**PROVIDED RECORDS:**

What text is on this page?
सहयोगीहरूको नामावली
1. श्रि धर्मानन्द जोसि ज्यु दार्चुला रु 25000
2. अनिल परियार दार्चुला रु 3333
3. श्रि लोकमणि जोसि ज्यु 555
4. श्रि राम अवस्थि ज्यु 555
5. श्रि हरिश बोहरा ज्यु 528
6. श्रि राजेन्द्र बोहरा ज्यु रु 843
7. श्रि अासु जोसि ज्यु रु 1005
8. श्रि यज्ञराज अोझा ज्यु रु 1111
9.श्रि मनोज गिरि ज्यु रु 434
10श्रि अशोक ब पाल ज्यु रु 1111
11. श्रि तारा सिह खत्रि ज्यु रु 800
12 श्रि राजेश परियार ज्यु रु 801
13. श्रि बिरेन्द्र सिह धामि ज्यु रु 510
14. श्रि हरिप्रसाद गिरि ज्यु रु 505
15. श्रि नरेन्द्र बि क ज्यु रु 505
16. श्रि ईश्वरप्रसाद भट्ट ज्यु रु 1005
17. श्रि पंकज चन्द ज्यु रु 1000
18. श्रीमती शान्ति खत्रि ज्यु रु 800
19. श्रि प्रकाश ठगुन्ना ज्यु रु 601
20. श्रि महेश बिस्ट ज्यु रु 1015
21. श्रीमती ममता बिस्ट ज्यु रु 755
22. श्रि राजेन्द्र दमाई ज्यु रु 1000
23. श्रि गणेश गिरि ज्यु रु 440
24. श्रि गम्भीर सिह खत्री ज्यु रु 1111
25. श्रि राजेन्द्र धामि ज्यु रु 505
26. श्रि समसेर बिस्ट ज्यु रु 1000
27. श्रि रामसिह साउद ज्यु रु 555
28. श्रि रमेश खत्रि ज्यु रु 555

**STATED PROBLEM:**
Quote the whole listing above, leaving nothing out.

**FULL ANSWER:**
What text is on this page?
सहयोगीहरूको नामावली
1. श्रि धर्मानन्द जोसि ज्यु दार्चुला रु 25000
2. अनिल परियार दार्चुला रु 3333
3. श्रि लोकमणि जोसि ज्यु 555
4. श्रि राम अवस्थि ज्यु 555
5. श्रि हरिश बोहरा ज्यु 528
6. श्रि राजेन्द्र बोहरा ज्यु रु 843
7. श्रि अासु जोसि ज्यु रु 1005
8. श्रि यज्ञराज अोझा ज्यु रु 1111
9.श्रि मनोज गिरि ज्यु रु 434
10श्रि अशोक ब पाल ज्यु रु 1111
11. श्रि तारा सिह खत्रि ज्यु रु 800
12 श्रि राजेश परियार ज्यु रु 801
13. श्रि बिरेन्द्र सिह धामि ज्यु रु 510
14. श्रि हरिप्रसाद गिरि ज्यु रु 505
15. श्रि नरेन्द्र बि क ज्यु रु 505
16. श्रि ईश्वरप्रसाद भट्ट ज्यु रु 1005
17. श्रि पंकज चन्द ज्यु रु 1000
18. श्रीमती शान्ति खत्रि ज्यु रु 800
19. श्रि प्रकाश ठगुन्ना ज्यु रु 601
20. श्रि महेश बिस्ट ज्यु रु 1015
21. श्रीमती ममता बिस्ट ज्यु रु 755
22. श्रि राजेन्द्र दमाई ज्यु रु 1000
23. श्रि गणेश गिरि ज्यु रु 440
24. श्रि गम्भीर सिह खत्री ज्यु रु 1111
25. श्रि राजेन्द्र धामि ज्यु रु 505
26. श्रि समसेर बिस्ट ज्यु रु 1000
27. श्रि रामसिह साउद ज्यु रु 555
28. श्रि रमेश खत्रि ज्यु रु 555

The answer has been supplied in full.